Stated problem: Return the material word for word. Do not include pictures.

Given information:
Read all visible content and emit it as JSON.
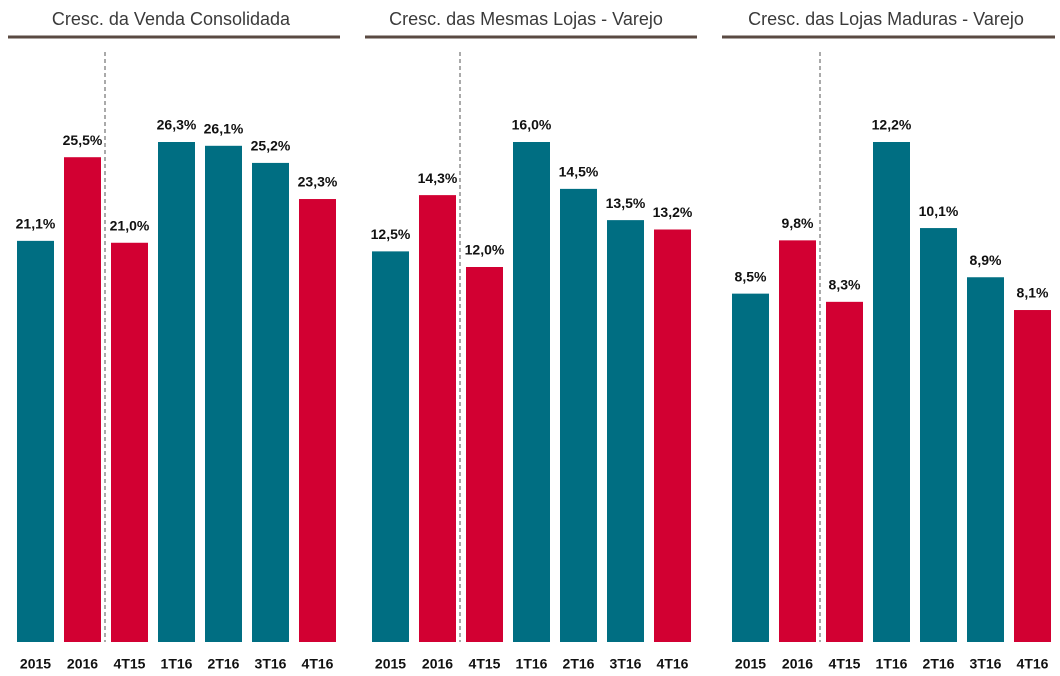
{
  "chart_data": [
    {
      "type": "bar",
      "title": "Cresc. da Venda Consolidada",
      "categories": [
        "2015",
        "2016",
        "4T15",
        "1T16",
        "2T16",
        "3T16",
        "4T16"
      ],
      "values": [
        21.1,
        25.5,
        21.0,
        26.3,
        26.1,
        25.2,
        23.3
      ],
      "value_labels": [
        "21,1%",
        "25,5%",
        "21,0%",
        "26,3%",
        "26,1%",
        "25,2%",
        "23,3%"
      ],
      "colors": [
        "#006e82",
        "#d20032",
        "#d20032",
        "#006e82",
        "#006e82",
        "#006e82",
        "#d20032"
      ]
    },
    {
      "type": "bar",
      "title": "Cresc. das Mesmas Lojas - Varejo",
      "categories": [
        "2015",
        "2016",
        "4T15",
        "1T16",
        "2T16",
        "3T16",
        "4T16"
      ],
      "values": [
        12.5,
        14.3,
        12.0,
        16.0,
        14.5,
        13.5,
        13.2
      ],
      "value_labels": [
        "12,5%",
        "14,3%",
        "12,0%",
        "16,0%",
        "14,5%",
        "13,5%",
        "13,2%"
      ],
      "colors": [
        "#006e82",
        "#d20032",
        "#d20032",
        "#006e82",
        "#006e82",
        "#006e82",
        "#d20032"
      ]
    },
    {
      "type": "bar",
      "title": "Cresc. das Lojas Maduras - Varejo",
      "categories": [
        "2015",
        "2016",
        "4T15",
        "1T16",
        "2T16",
        "3T16",
        "4T16"
      ],
      "values": [
        8.5,
        9.8,
        8.3,
        12.2,
        10.1,
        8.9,
        8.1
      ],
      "value_labels": [
        "8,5%",
        "9,8%",
        "8,3%",
        "12,2%",
        "10,1%",
        "8,9%",
        "8,1%"
      ],
      "colors": [
        "#006e82",
        "#d20032",
        "#d20032",
        "#006e82",
        "#006e82",
        "#006e82",
        "#d20032"
      ]
    }
  ]
}
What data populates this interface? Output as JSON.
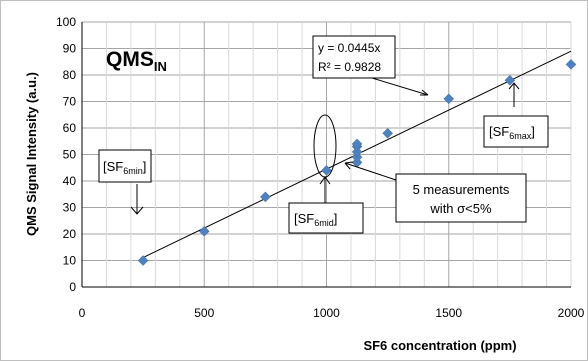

Response to the task:
Read all visible content and emit it as JSON.
{
  "chart_data": [
    {
      "type": "bar",
      "title": "Cresc. da Venda Consolidada",
      "categories": [
        "2015",
        "2016",
        "4T15",
        "1T16",
        "2T16",
        "3T16",
        "4T16"
      ],
      "values": [
        21.1,
        25.5,
        21.0,
        26.3,
        26.1,
        25.2,
        23.3
      ],
      "value_labels": [
        "21,1%",
        "25,5%",
        "21,0%",
        "26,3%",
        "26,1%",
        "25,2%",
        "23,3%"
      ],
      "colors": [
        "#006e82",
        "#d20032",
        "#d20032",
        "#006e82",
        "#006e82",
        "#006e82",
        "#d20032"
      ]
    },
    {
      "type": "bar",
      "title": "Cresc. das Mesmas Lojas - Varejo",
      "categories": [
        "2015",
        "2016",
        "4T15",
        "1T16",
        "2T16",
        "3T16",
        "4T16"
      ],
      "values": [
        12.5,
        14.3,
        12.0,
        16.0,
        14.5,
        13.5,
        13.2
      ],
      "value_labels": [
        "12,5%",
        "14,3%",
        "12,0%",
        "16,0%",
        "14,5%",
        "13,5%",
        "13,2%"
      ],
      "colors": [
        "#006e82",
        "#d20032",
        "#d20032",
        "#006e82",
        "#006e82",
        "#006e82",
        "#d20032"
      ]
    },
    {
      "type": "bar",
      "title": "Cresc. das Lojas Maduras - Varejo",
      "categories": [
        "2015",
        "2016",
        "4T15",
        "1T16",
        "2T16",
        "3T16",
        "4T16"
      ],
      "values": [
        8.5,
        9.8,
        8.3,
        12.2,
        10.1,
        8.9,
        8.1
      ],
      "value_labels": [
        "8,5%",
        "9,8%",
        "8,3%",
        "12,2%",
        "10,1%",
        "8,9%",
        "8,1%"
      ],
      "colors": [
        "#006e82",
        "#d20032",
        "#d20032",
        "#006e82",
        "#006e82",
        "#006e82",
        "#d20032"
      ]
    }
  ]
}
What data populates this interface? Output as JSON.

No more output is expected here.